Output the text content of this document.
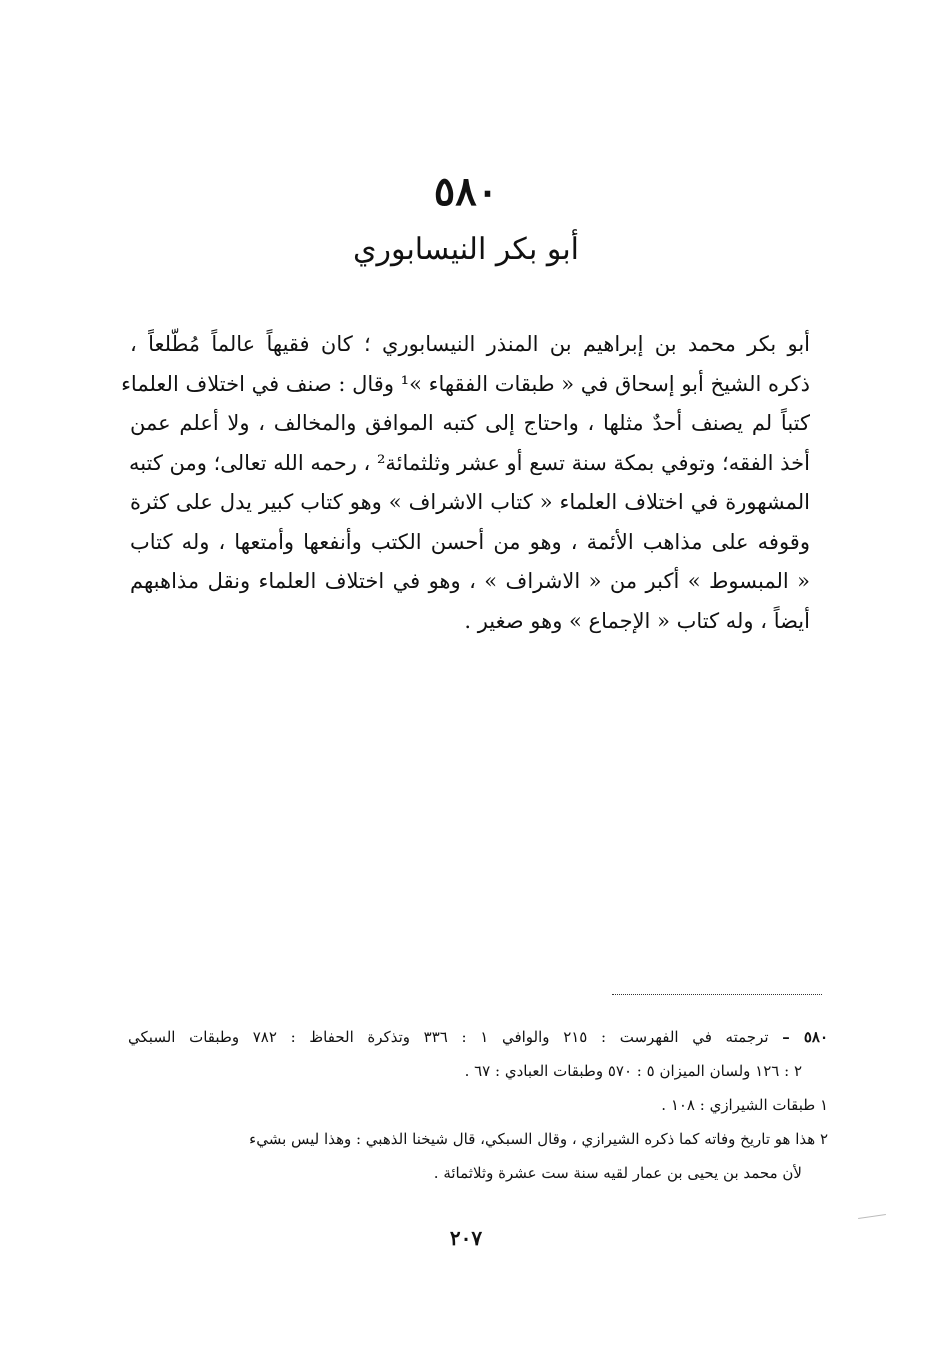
٥٨٠
أبو بكر النيسابوري
أبو بكر محمد بن إبراهيم بن المنذر النيسابوري ؛ كان فقيهاً عالماً مُطّلعاً ،
ذكره الشيخ أبو إسحاق في « طبقات الفقهاء »¹ وقال : صنف في اختلاف العلماء
كتباً لم يصنف أحدٌ مثلها ، واحتاج إلى كتبه الموافق والمخالف ، ولا أعلم عمن
أخذ الفقه؛ وتوفي بمكة سنة تسع أو عشر وثلثمائة² ، رحمه الله تعالى؛ ومن كتبه
المشهورة في اختلاف العلماء « كتاب الاشراف » وهو كتاب كبير يدل على كثرة
وقوفه على مذاهب الأئمة ، وهو من أحسن الكتب وأنفعها وأمتعها ، وله كتاب
« المبسوط » أكبر من « الاشراف » ، وهو في اختلاف العلماء ونقل مذاهبهم
أيضاً ، وله كتاب « الإجماع » وهو صغير .
٥٨٠ – ترجمته في الفهرست : ٢١٥ والوافي ١ : ٣٣٦ وتذكرة الحفاظ : ٧٨٢ وطبقات السبكي
٢ : ١٢٦ ولسان الميزان ٥ : ٥٧٠ وطبقات العبادي : ٦٧ .
١ طبقات الشيرازي : ١٠٨ .
٢ هذا هو تاريخ وفاته كما ذكره الشيرازي ، وقال السبكي، قال شيخنا الذهبي : وهذا ليس بشيء
لأن محمد بن يحيى بن عمار لقيه سنة ست عشرة وثلاثمائة .
٢٠٧
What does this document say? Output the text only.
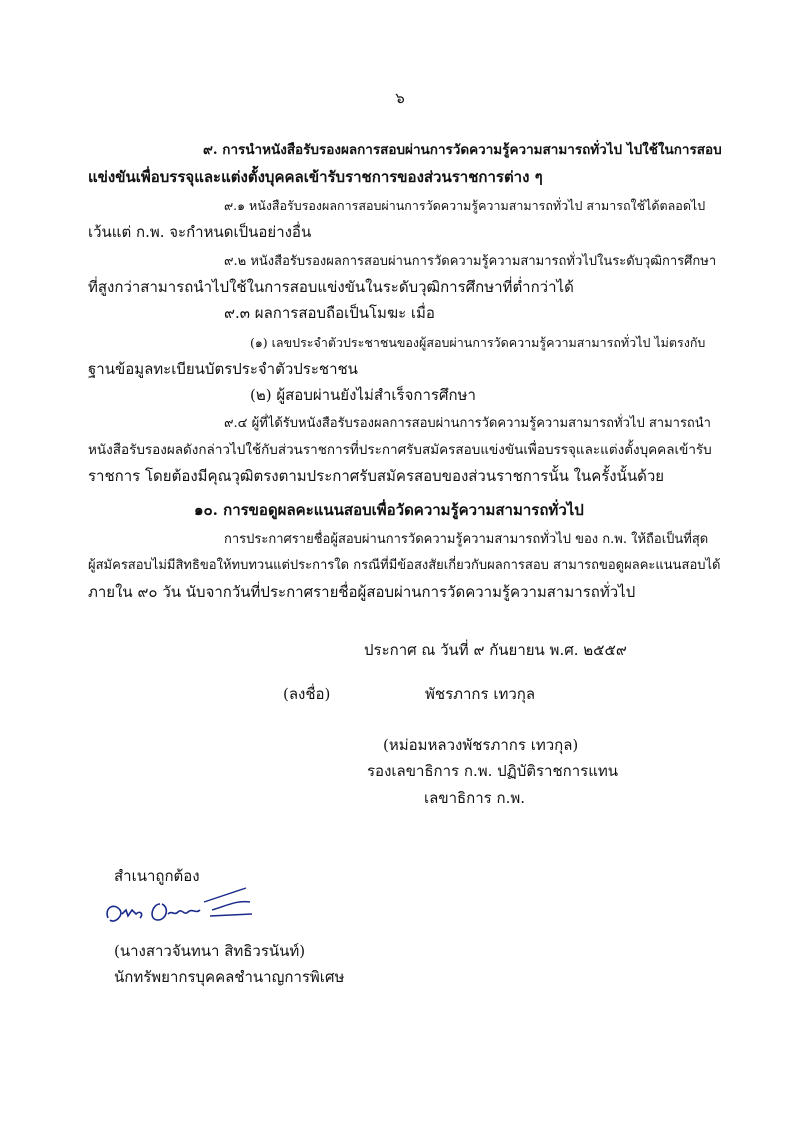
๖
๙. การนำหนังสือรับรองผลการสอบผ่านการวัดความรู้ความสามารถทั่วไป ไปใช้ในการสอบ
แข่งขันเพื่อบรรจุและแต่งตั้งบุคคลเข้ารับราชการของส่วนราชการต่าง ๆ
๙.๑ หนังสือรับรองผลการสอบผ่านการวัดความรู้ความสามารถทั่วไป สามารถใช้ได้ตลอดไป
เว้นแต่ ก.พ. จะกำหนดเป็นอย่างอื่น
๙.๒ หนังสือรับรองผลการสอบผ่านการวัดความรู้ความสามารถทั่วไปในระดับวุฒิการศึกษา
ที่สูงกว่าสามารถนำไปใช้ในการสอบแข่งขันในระดับวุฒิการศึกษาที่ต่ำกว่าได้
๙.๓ ผลการสอบถือเป็นโมฆะ เมื่อ
(๑) เลขประจำตัวประชาชนของผู้สอบผ่านการวัดความรู้ความสามารถทั่วไป ไม่ตรงกับ
ฐานข้อมูลทะเบียนบัตรประจำตัวประชาชน
(๒) ผู้สอบผ่านยังไม่สำเร็จการศึกษา
๙.๔ ผู้ที่ได้รับหนังสือรับรองผลการสอบผ่านการวัดความรู้ความสามารถทั่วไป สามารถนำ
หนังสือรับรองผลดังกล่าวไปใช้กับส่วนราชการที่ประกาศรับสมัครสอบแข่งขันเพื่อบรรจุและแต่งตั้งบุคคลเข้ารับ
ราชการ โดยต้องมีคุณวุฒิตรงตามประกาศรับสมัครสอบของส่วนราชการนั้น ในครั้งนั้นด้วย
๑๐. การขอดูผลคะแนนสอบเพื่อวัดความรู้ความสามารถทั่วไป
การประกาศรายชื่อผู้สอบผ่านการวัดความรู้ความสามารถทั่วไป ของ ก.พ. ให้ถือเป็นที่สุด
ผู้สมัครสอบไม่มีสิทธิขอให้ทบทวนแต่ประการใด กรณีที่มีข้อสงสัยเกี่ยวกับผลการสอบ สามารถขอดูผลคะแนนสอบได้
ภายใน ๙๐ วัน นับจากวันที่ประกาศรายชื่อผู้สอบผ่านการวัดความรู้ความสามารถทั่วไป
ประกาศ ณ วันที่ ๙ กันยายน พ.ศ. ๒๕๕๙
(ลงชื่อ)	พัชรภากร เทวกุล
(หม่อมหลวงพัชรภากร เทวกุล)
รองเลขาธิการ ก.พ. ปฏิบัติราชการแทน
เลขาธิการ ก.พ.
สำเนาถูกต้อง
(นางสาวจันทนา สิทธิวรนันท์)
นักทรัพยากรบุคคลชำนาญการพิเศษ
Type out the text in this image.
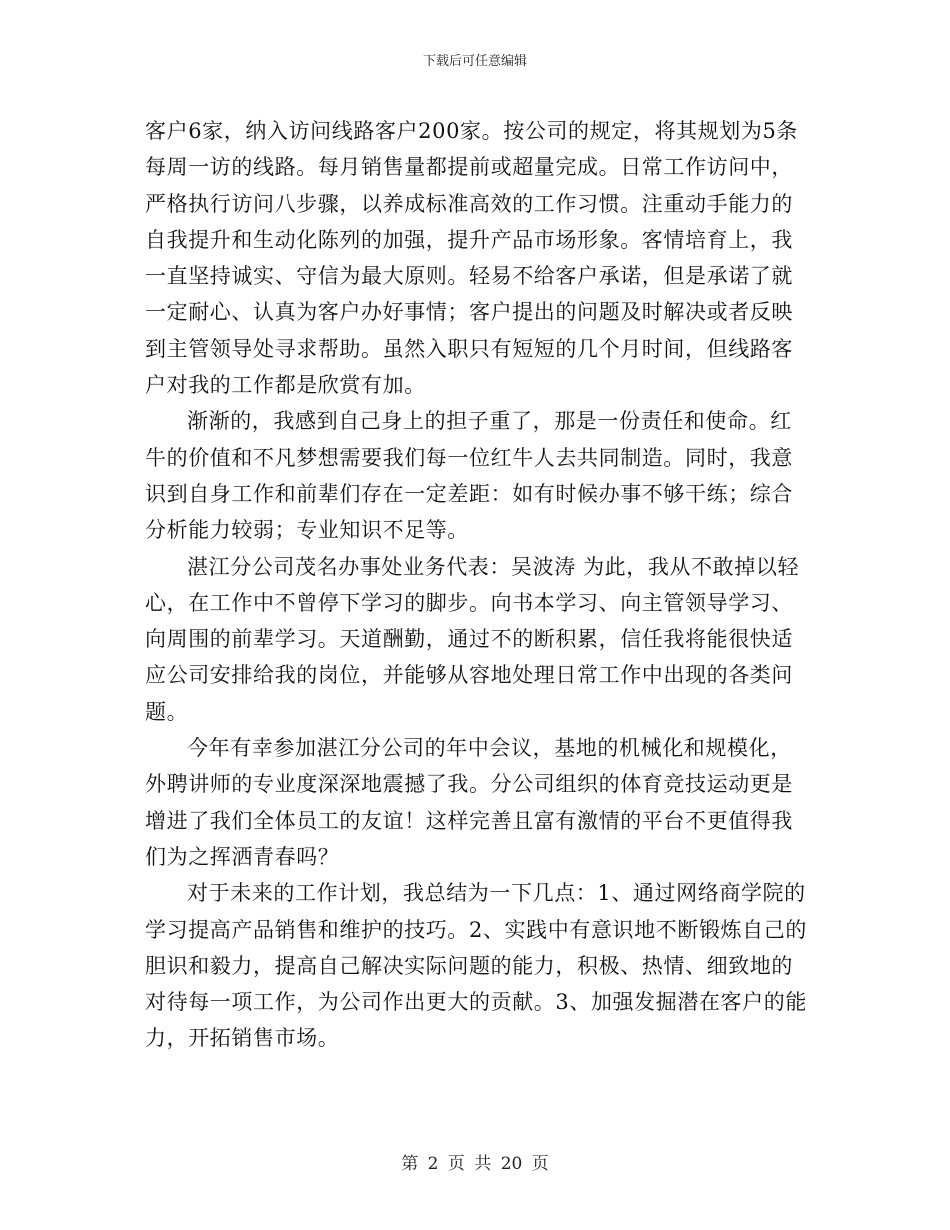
下载后可任意编辑
客户6家，纳入访问线路客户200家。按公司的规定，将其规划为5条
每周一访的线路。每月销售量都提前或超量完成。日常工作访问中，
严格执行访问八步骤，以养成标准高效的工作习惯。注重动手能力的
自我提升和生动化陈列的加强，提升产品市场形象。客情培育上，我
一直坚持诚实、守信为最大原则。轻易不给客户承诺，但是承诺了就
一定耐心、认真为客户办好事情；客户提出的问题及时解决或者反映
到主管领导处寻求帮助。虽然入职只有短短的几个月时间，但线路客
户对我的工作都是欣赏有加。
渐渐的，我感到自己身上的担子重了，那是一份责任和使命。红
牛的价值和不凡梦想需要我们每一位红牛人去共同制造。同时，我意
识到自身工作和前辈们存在一定差距：如有时候办事不够干练；综合
分析能力较弱；专业知识不足等。
湛江分公司茂名办事处业务代表：吴波涛 为此，我从不敢掉以轻
心，在工作中不曾停下学习的脚步。向书本学习、向主管领导学习、
向周围的前辈学习。天道酬勤，通过不的断积累，信任我将能很快适
应公司安排给我的岗位，并能够从容地处理日常工作中出现的各类问
题。
今年有幸参加湛江分公司的年中会议，基地的机械化和规模化，
外聘讲师的专业度深深地震撼了我。分公司组织的体育竞技运动更是
增进了我们全体员工的友谊！这样完善且富有激情的平台不更值得我
们为之挥洒青春吗？
对于未来的工作计划，我总结为一下几点：1、通过网络商学院的
学习提高产品销售和维护的技巧。2、实践中有意识地不断锻炼自己的
胆识和毅力，提高自己解决实际问题的能力，积极、热情、细致地的
对待每一项工作，为公司作出更大的贡献。3、加强发掘潜在客户的能
力，开拓销售市场。
第 2 页 共 20 页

++++++++++++++++++++

_PROBLEM STATEMENT_
Each entry above is to be written out again unchanged, apart from the pictures, which are left out.

_TASK ANSWER_
Output the text content of this document.
٥٨٠
أبو بكر النيسابوري
أبو بكر محمد بن إبراهيم بن المنذر النيسابوري ؛ كان فقيهاً عالماً مُطّلعاً ،
ذكره الشيخ أبو إسحاق في « طبقات الفقهاء »¹ وقال : صنف في اختلاف العلماء
كتباً لم يصنف أحدٌ مثلها ، واحتاج إلى كتبه الموافق والمخالف ، ولا أعلم عمن
أخذ الفقه؛ وتوفي بمكة سنة تسع أو عشر وثلثمائة² ، رحمه الله تعالى؛ ومن كتبه
المشهورة في اختلاف العلماء « كتاب الاشراف » وهو كتاب كبير يدل على كثرة
وقوفه على مذاهب الأئمة ، وهو من أحسن الكتب وأنفعها وأمتعها ، وله كتاب
« المبسوط » أكبر من « الاشراف » ، وهو في اختلاف العلماء ونقل مذاهبهم
أيضاً ، وله كتاب « الإجماع » وهو صغير .
٥٨٠ – ترجمته في الفهرست : ٢١٥ والوافي ١ : ٣٣٦ وتذكرة الحفاظ : ٧٨٢ وطبقات السبكي
٢ : ١٢٦ ولسان الميزان ٥ : ٥٧٠ وطبقات العبادي : ٦٧ .
١ طبقات الشيرازي : ١٠٨ .
٢ هذا هو تاريخ وفاته كما ذكره الشيرازي ، وقال السبكي، قال شيخنا الذهبي : وهذا ليس بشيء
لأن محمد بن يحيى بن عمار لقيه سنة ست عشرة وثلاثمائة .
٢٠٧
What does this document say? Output the text only.
๖
๙. การนำหนังสือรับรองผลการสอบผ่านการวัดความรู้ความสามารถทั่วไป ไปใช้ในการสอบ
แข่งขันเพื่อบรรจุและแต่งตั้งบุคคลเข้ารับราชการของส่วนราชการต่าง ๆ
๙.๑ หนังสือรับรองผลการสอบผ่านการวัดความรู้ความสามารถทั่วไป สามารถใช้ได้ตลอดไป
เว้นแต่ ก.พ. จะกำหนดเป็นอย่างอื่น
๙.๒ หนังสือรับรองผลการสอบผ่านการวัดความรู้ความสามารถทั่วไปในระดับวุฒิการศึกษา
ที่สูงกว่าสามารถนำไปใช้ในการสอบแข่งขันในระดับวุฒิการศึกษาที่ต่ำกว่าได้
๙.๓ ผลการสอบถือเป็นโมฆะ เมื่อ
(๑) เลขประจำตัวประชาชนของผู้สอบผ่านการวัดความรู้ความสามารถทั่วไป ไม่ตรงกับ
ฐานข้อมูลทะเบียนบัตรประจำตัวประชาชน
(๒) ผู้สอบผ่านยังไม่สำเร็จการศึกษา
๙.๔ ผู้ที่ได้รับหนังสือรับรองผลการสอบผ่านการวัดความรู้ความสามารถทั่วไป สามารถนำ
หนังสือรับรองผลดังกล่าวไปใช้กับส่วนราชการที่ประกาศรับสมัครสอบแข่งขันเพื่อบรรจุและแต่งตั้งบุคคลเข้ารับ
ราชการ โดยต้องมีคุณวุฒิตรงตามประกาศรับสมัครสอบของส่วนราชการนั้น ในครั้งนั้นด้วย
๑๐. การขอดูผลคะแนนสอบเพื่อวัดความรู้ความสามารถทั่วไป
การประกาศรายชื่อผู้สอบผ่านการวัดความรู้ความสามารถทั่วไป ของ ก.พ. ให้ถือเป็นที่สุด
ผู้สมัครสอบไม่มีสิทธิขอให้ทบทวนแต่ประการใด กรณีที่มีข้อสงสัยเกี่ยวกับผลการสอบ สามารถขอดูผลคะแนนสอบได้
ภายใน ๙๐ วัน นับจากวันที่ประกาศรายชื่อผู้สอบผ่านการวัดความรู้ความสามารถทั่วไป
ประกาศ ณ วันที่ ๙ กันยายน พ.ศ. ๒๕๕๙
(ลงชื่อ)	พัชรภากร เทวกุล
(หม่อมหลวงพัชรภากร เทวกุล)
รองเลขาธิการ ก.พ. ปฏิบัติราชการแทน
เลขาธิการ ก.พ.
สำเนาถูกต้อง
(นางสาวจันทนา สิทธิวรนันท์)
นักทรัพยากรบุคคลชำนาญการพิเศษ
Type out the text in this image.
下载后可任意编辑
客户6家，纳入访问线路客户200家。按公司的规定，将其规划为5条
每周一访的线路。每月销售量都提前或超量完成。日常工作访问中，
严格执行访问八步骤，以养成标准高效的工作习惯。注重动手能力的
自我提升和生动化陈列的加强，提升产品市场形象。客情培育上，我
一直坚持诚实、守信为最大原则。轻易不给客户承诺，但是承诺了就
一定耐心、认真为客户办好事情；客户提出的问题及时解决或者反映
到主管领导处寻求帮助。虽然入职只有短短的几个月时间，但线路客
户对我的工作都是欣赏有加。
渐渐的，我感到自己身上的担子重了，那是一份责任和使命。红
牛的价值和不凡梦想需要我们每一位红牛人去共同制造。同时，我意
识到自身工作和前辈们存在一定差距：如有时候办事不够干练；综合
分析能力较弱；专业知识不足等。
湛江分公司茂名办事处业务代表：吴波涛 为此，我从不敢掉以轻
心，在工作中不曾停下学习的脚步。向书本学习、向主管领导学习、
向周围的前辈学习。天道酬勤，通过不的断积累，信任我将能很快适
应公司安排给我的岗位，并能够从容地处理日常工作中出现的各类问
题。
今年有幸参加湛江分公司的年中会议，基地的机械化和规模化，
外聘讲师的专业度深深地震撼了我。分公司组织的体育竞技运动更是
增进了我们全体员工的友谊！这样完善且富有激情的平台不更值得我
们为之挥洒青春吗？
对于未来的工作计划，我总结为一下几点：1、通过网络商学院的
学习提高产品销售和维护的技巧。2、实践中有意识地不断锻炼自己的
胆识和毅力，提高自己解决实际问题的能力，积极、热情、细致地的
对待每一项工作，为公司作出更大的贡献。3、加强发掘潜在客户的能
力，开拓销售市场。
第 2 页 共 20 页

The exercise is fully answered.